Repeat the entries that follow verbatim, without any of their pictures.

----------------------------------------

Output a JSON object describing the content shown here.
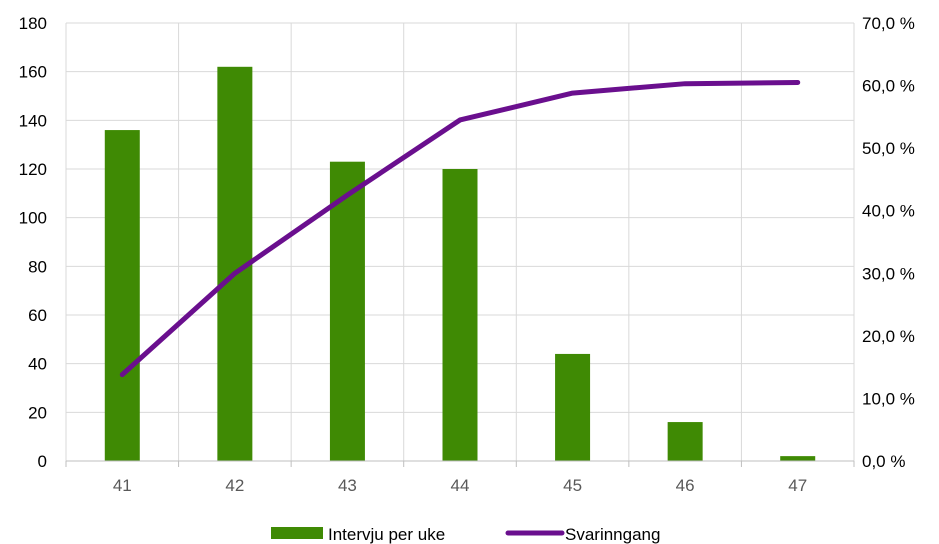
{
  "chart_data": {
    "type": "bar",
    "categories": [
      "41",
      "42",
      "43",
      "44",
      "45",
      "46",
      "47"
    ],
    "series": [
      {
        "name": "Intervju per uke",
        "type": "bar",
        "axis": "left",
        "color": "#3F8A04",
        "values": [
          136,
          162,
          123,
          120,
          44,
          16,
          2
        ]
      },
      {
        "name": "Svarinngang",
        "type": "line",
        "axis": "right",
        "color": "#6A0F8E",
        "values": [
          13.8,
          30.0,
          42.5,
          54.5,
          58.8,
          60.3,
          60.5
        ]
      }
    ],
    "y_left": {
      "ylim": [
        0,
        180
      ],
      "ticks": [
        "0",
        "20",
        "40",
        "60",
        "80",
        "100",
        "120",
        "140",
        "160",
        "180"
      ]
    },
    "y_right": {
      "ylim": [
        0,
        70
      ],
      "ticks": [
        "0,0 %",
        "10,0 %",
        "20,0 %",
        "30,0 %",
        "40,0 %",
        "50,0 %",
        "60,0 %",
        "70,0 %"
      ]
    },
    "grid": true,
    "legend": "bottom"
  }
}
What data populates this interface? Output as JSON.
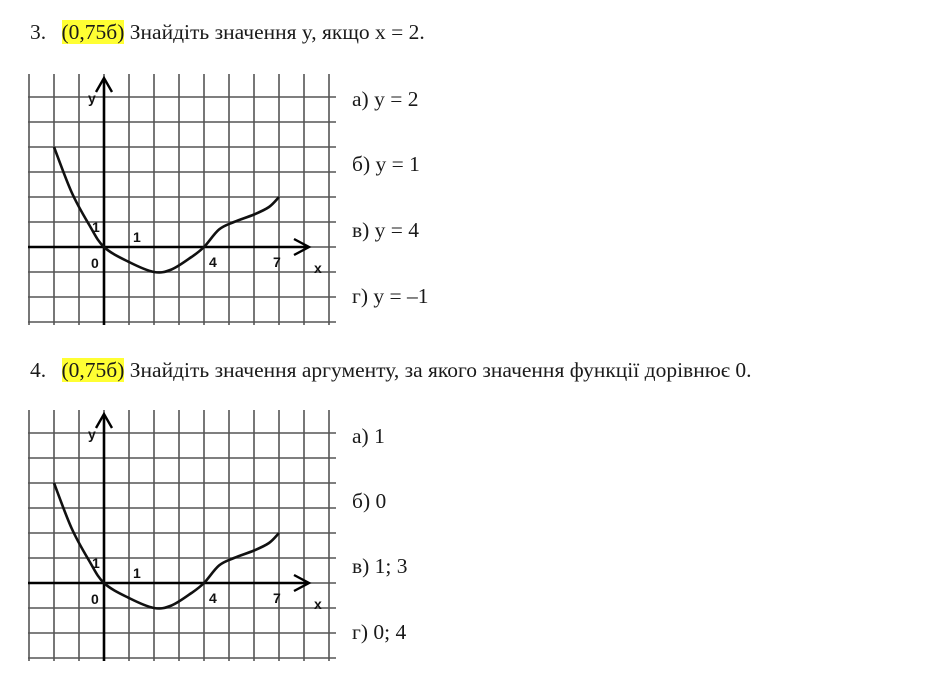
{
  "questions": [
    {
      "number": "3.",
      "points": "(0,75б)",
      "text": "Знайдіть значення y, якщо x = 2.",
      "options": [
        "а) y = 2",
        "б) y = 1",
        "в) y = 4",
        "г) y = –1"
      ]
    },
    {
      "number": "4.",
      "points": "(0,75б)",
      "text": "Знайдіть значення аргументу, за якого значення функції дорівнює 0.",
      "options": [
        "а) 1",
        "б) 0",
        "в) 1; 3",
        "г) 0; 4"
      ]
    }
  ],
  "graph": {
    "axis_labels": {
      "x": "x",
      "y": "y"
    },
    "tick_labels": {
      "origin": "0",
      "x_one": "1",
      "y_one": "1",
      "x_four": "4",
      "x_seven": "7"
    },
    "curve": [
      [
        -2,
        4
      ],
      [
        -1.3,
        2.2
      ],
      [
        -0.6,
        0.9
      ],
      [
        0,
        0
      ],
      [
        1,
        -0.6
      ],
      [
        2,
        -1
      ],
      [
        2.7,
        -0.9
      ],
      [
        3.5,
        -0.4
      ],
      [
        4,
        0
      ],
      [
        4.6,
        0.7
      ],
      [
        5.2,
        1
      ],
      [
        6,
        1.3
      ],
      [
        6.6,
        1.6
      ],
      [
        7,
        2
      ]
    ],
    "highlight_color": "#ffff33"
  }
}
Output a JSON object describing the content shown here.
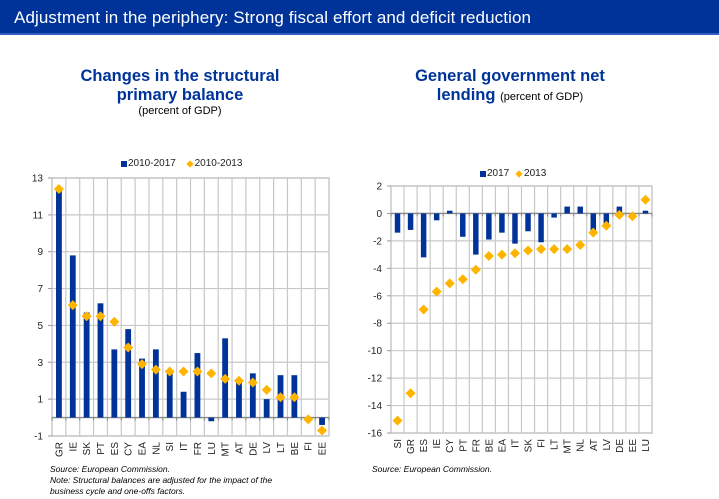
{
  "header": {
    "title": "Adjustment in the periphery: Strong fiscal effort and deficit reduction"
  },
  "colors": {
    "banner": "#003399",
    "bar": "#003399",
    "marker": "#ffb400",
    "grid": "#c8c8c8"
  },
  "left": {
    "title_line1": "Changes in the structural",
    "title_line2": "primary balance",
    "subtitle": "(percent of GDP)",
    "legend": {
      "bar": "2010-2017",
      "marker": "2010-2013"
    },
    "note_source": "Source: European Commission.",
    "note_text": "Note: Structural balances are adjusted for the impact of the",
    "note_text2": "business cycle and one-offs factors."
  },
  "right": {
    "title_line1": "General government net",
    "title_line2": "lending",
    "subtitle": "(percent of GDP)",
    "legend": {
      "bar": "2017",
      "marker": "2013"
    },
    "note_source": "Source: European Commission."
  },
  "chart_data": [
    {
      "type": "bar",
      "title": "Changes in the structural primary balance (percent of GDP)",
      "xlabel": "",
      "ylabel": "",
      "ylim": [
        -1,
        13
      ],
      "yticks": [
        -1,
        1,
        3,
        5,
        7,
        9,
        11,
        13
      ],
      "grid": true,
      "legend_position": "top-center",
      "categories": [
        "GR",
        "IE",
        "SK",
        "PT",
        "ES",
        "CY",
        "EA",
        "NL",
        "SI",
        "IT",
        "FR",
        "LU",
        "MT",
        "AT",
        "DE",
        "LV",
        "LT",
        "BE",
        "FI",
        "EE"
      ],
      "series": [
        {
          "name": "2010-2017",
          "kind": "bar",
          "values": [
            12.4,
            8.8,
            5.7,
            6.2,
            3.7,
            4.8,
            3.2,
            3.7,
            2.5,
            1.4,
            3.5,
            -0.2,
            4.3,
            2.1,
            2.4,
            1.0,
            2.3,
            2.3,
            0.0,
            -0.4
          ]
        },
        {
          "name": "2010-2013",
          "kind": "marker",
          "values": [
            12.4,
            6.1,
            5.5,
            5.5,
            5.2,
            3.8,
            2.9,
            2.6,
            2.5,
            2.5,
            2.5,
            2.4,
            2.1,
            2.0,
            1.9,
            1.5,
            1.1,
            1.1,
            -0.1,
            -0.7
          ]
        }
      ]
    },
    {
      "type": "bar",
      "title": "General government net lending (percent of GDP)",
      "xlabel": "",
      "ylabel": "",
      "ylim": [
        -16,
        2
      ],
      "yticks": [
        -16,
        -14,
        -12,
        -10,
        -8,
        -6,
        -4,
        -2,
        0,
        2
      ],
      "grid": true,
      "legend_position": "top-center",
      "categories": [
        "SI",
        "GR",
        "ES",
        "IE",
        "CY",
        "PT",
        "FR",
        "BE",
        "EA",
        "IT",
        "SK",
        "FI",
        "LT",
        "MT",
        "NL",
        "AT",
        "LV",
        "DE",
        "EE",
        "LU"
      ],
      "series": [
        {
          "name": "2017",
          "kind": "bar",
          "values": [
            -1.4,
            -1.2,
            -3.2,
            -0.5,
            0.2,
            -1.7,
            -3.0,
            -1.9,
            -1.4,
            -2.2,
            -1.3,
            -2.1,
            -0.3,
            0.5,
            0.5,
            -1.3,
            -0.8,
            0.5,
            0.0,
            0.2
          ]
        },
        {
          "name": "2013",
          "kind": "marker",
          "values": [
            -15.1,
            -13.1,
            -7.0,
            -5.7,
            -5.1,
            -4.8,
            -4.1,
            -3.1,
            -3.0,
            -2.9,
            -2.7,
            -2.6,
            -2.6,
            -2.6,
            -2.3,
            -1.4,
            -0.9,
            -0.1,
            -0.2,
            1.0
          ]
        }
      ]
    }
  ]
}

----------------------------------------

→ **Exercise output**:
Output a JSON object describing the content shown here.
{
  "chart_data": {
    "type": "bar",
    "categories": [
      "41",
      "42",
      "43",
      "44",
      "45",
      "46",
      "47"
    ],
    "series": [
      {
        "name": "Intervju per uke",
        "type": "bar",
        "axis": "left",
        "color": "#3F8A04",
        "values": [
          136,
          162,
          123,
          120,
          44,
          16,
          2
        ]
      },
      {
        "name": "Svarinngang",
        "type": "line",
        "axis": "right",
        "color": "#6A0F8E",
        "values": [
          13.8,
          30.0,
          42.5,
          54.5,
          58.8,
          60.3,
          60.5
        ]
      }
    ],
    "y_left": {
      "ylim": [
        0,
        180
      ],
      "ticks": [
        "0",
        "20",
        "40",
        "60",
        "80",
        "100",
        "120",
        "140",
        "160",
        "180"
      ]
    },
    "y_right": {
      "ylim": [
        0,
        70
      ],
      "ticks": [
        "0,0 %",
        "10,0 %",
        "20,0 %",
        "30,0 %",
        "40,0 %",
        "50,0 %",
        "60,0 %",
        "70,0 %"
      ]
    },
    "grid": true,
    "legend": "bottom"
  }
}
What data populates this interface? Output as JSON.
{
  "questions": [
    {
      "number": "3.",
      "points": "(0,75б)",
      "text": "Знайдіть значення y, якщо x = 2.",
      "options": [
        "а) y = 2",
        "б) y = 1",
        "в) y = 4",
        "г) y = –1"
      ]
    },
    {
      "number": "4.",
      "points": "(0,75б)",
      "text": "Знайдіть значення аргументу, за якого значення функції дорівнює 0.",
      "options": [
        "а) 1",
        "б) 0",
        "в) 1; 3",
        "г) 0; 4"
      ]
    }
  ],
  "graph": {
    "axis_labels": {
      "x": "x",
      "y": "y"
    },
    "tick_labels": {
      "origin": "0",
      "x_one": "1",
      "y_one": "1",
      "x_four": "4",
      "x_seven": "7"
    },
    "curve": [
      [
        -2,
        4
      ],
      [
        -1.3,
        2.2
      ],
      [
        -0.6,
        0.9
      ],
      [
        0,
        0
      ],
      [
        1,
        -0.6
      ],
      [
        2,
        -1
      ],
      [
        2.7,
        -0.9
      ],
      [
        3.5,
        -0.4
      ],
      [
        4,
        0
      ],
      [
        4.6,
        0.7
      ],
      [
        5.2,
        1
      ],
      [
        6,
        1.3
      ],
      [
        6.6,
        1.6
      ],
      [
        7,
        2
      ]
    ],
    "highlight_color": "#ffff33"
  }
}
Output a JSON object describing the content shown here.
{
  "header": {
    "title": "Adjustment in the periphery: Strong fiscal effort and deficit reduction"
  },
  "colors": {
    "banner": "#003399",
    "bar": "#003399",
    "marker": "#ffb400",
    "grid": "#c8c8c8"
  },
  "left": {
    "title_line1": "Changes in the structural",
    "title_line2": "primary balance",
    "subtitle": "(percent of GDP)",
    "legend": {
      "bar": "2010-2017",
      "marker": "2010-2013"
    },
    "note_source": "Source: European Commission.",
    "note_text": "Note: Structural balances are adjusted for the impact of the",
    "note_text2": "business cycle and one-offs factors."
  },
  "right": {
    "title_line1": "General government net",
    "title_line2": "lending",
    "subtitle": "(percent of GDP)",
    "legend": {
      "bar": "2017",
      "marker": "2013"
    },
    "note_source": "Source: European Commission."
  },
  "chart_data": [
    {
      "type": "bar",
      "title": "Changes in the structural primary balance (percent of GDP)",
      "xlabel": "",
      "ylabel": "",
      "ylim": [
        -1,
        13
      ],
      "yticks": [
        -1,
        1,
        3,
        5,
        7,
        9,
        11,
        13
      ],
      "grid": true,
      "legend_position": "top-center",
      "categories": [
        "GR",
        "IE",
        "SK",
        "PT",
        "ES",
        "CY",
        "EA",
        "NL",
        "SI",
        "IT",
        "FR",
        "LU",
        "MT",
        "AT",
        "DE",
        "LV",
        "LT",
        "BE",
        "FI",
        "EE"
      ],
      "series": [
        {
          "name": "2010-2017",
          "kind": "bar",
          "values": [
            12.4,
            8.8,
            5.7,
            6.2,
            3.7,
            4.8,
            3.2,
            3.7,
            2.5,
            1.4,
            3.5,
            -0.2,
            4.3,
            2.1,
            2.4,
            1.0,
            2.3,
            2.3,
            0.0,
            -0.4
          ]
        },
        {
          "name": "2010-2013",
          "kind": "marker",
          "values": [
            12.4,
            6.1,
            5.5,
            5.5,
            5.2,
            3.8,
            2.9,
            2.6,
            2.5,
            2.5,
            2.5,
            2.4,
            2.1,
            2.0,
            1.9,
            1.5,
            1.1,
            1.1,
            -0.1,
            -0.7
          ]
        }
      ]
    },
    {
      "type": "bar",
      "title": "General government net lending (percent of GDP)",
      "xlabel": "",
      "ylabel": "",
      "ylim": [
        -16,
        2
      ],
      "yticks": [
        -16,
        -14,
        -12,
        -10,
        -8,
        -6,
        -4,
        -2,
        0,
        2
      ],
      "grid": true,
      "legend_position": "top-center",
      "categories": [
        "SI",
        "GR",
        "ES",
        "IE",
        "CY",
        "PT",
        "FR",
        "BE",
        "EA",
        "IT",
        "SK",
        "FI",
        "LT",
        "MT",
        "NL",
        "AT",
        "LV",
        "DE",
        "EE",
        "LU"
      ],
      "series": [
        {
          "name": "2017",
          "kind": "bar",
          "values": [
            -1.4,
            -1.2,
            -3.2,
            -0.5,
            0.2,
            -1.7,
            -3.0,
            -1.9,
            -1.4,
            -2.2,
            -1.3,
            -2.1,
            -0.3,
            0.5,
            0.5,
            -1.3,
            -0.8,
            0.5,
            0.0,
            0.2
          ]
        },
        {
          "name": "2013",
          "kind": "marker",
          "values": [
            -15.1,
            -13.1,
            -7.0,
            -5.7,
            -5.1,
            -4.8,
            -4.1,
            -3.1,
            -3.0,
            -2.9,
            -2.7,
            -2.6,
            -2.6,
            -2.6,
            -2.3,
            -1.4,
            -0.9,
            -0.1,
            -0.2,
            1.0
          ]
        }
      ]
    }
  ]
}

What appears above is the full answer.